__What is needed__
Transcribe each of the records below exactly, excluding all pictures.

__Stored data__
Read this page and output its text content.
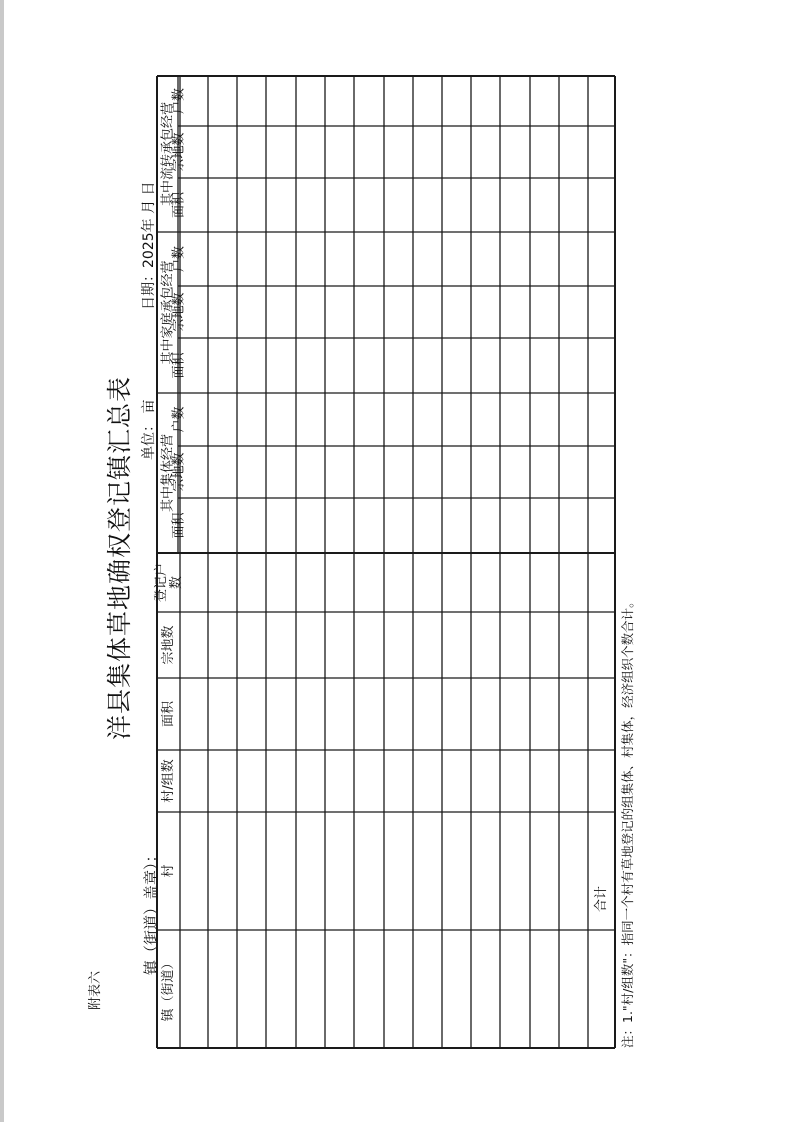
附表六
洋县集体草地确权登记镇汇总表
镇（街道）盖章）：
单位： 亩
日期：2025年 月 日
注：1."村/组数"：指同一个村有草地登记的组集体、村集体，经济组织个数合计。
镇（街道）
村
村/组数
面积
宗地数
登记户 数
其中集体经营
面积
宗地数
户数
其中家庭承包经营
面积
宗地数
户数
其中流转承包经营
面积
宗地数
户数
合计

__Problem solution__
Read this page and output its text content.
附表六
洋县集体草地确权登记镇汇总表
镇（街道）盖章）：
单位： 亩
日期：2025年 月 日
注：1."村/组数"：指同一个村有草地登记的组集体、村集体，经济组织个数合计。
镇（街道）
村
村/组数
面积
宗地数
登记户 数
其中集体经营
面积
宗地数
户数
其中家庭承包经营
面积
宗地数
户数
其中流转承包经营
面积
宗地数
户数
合计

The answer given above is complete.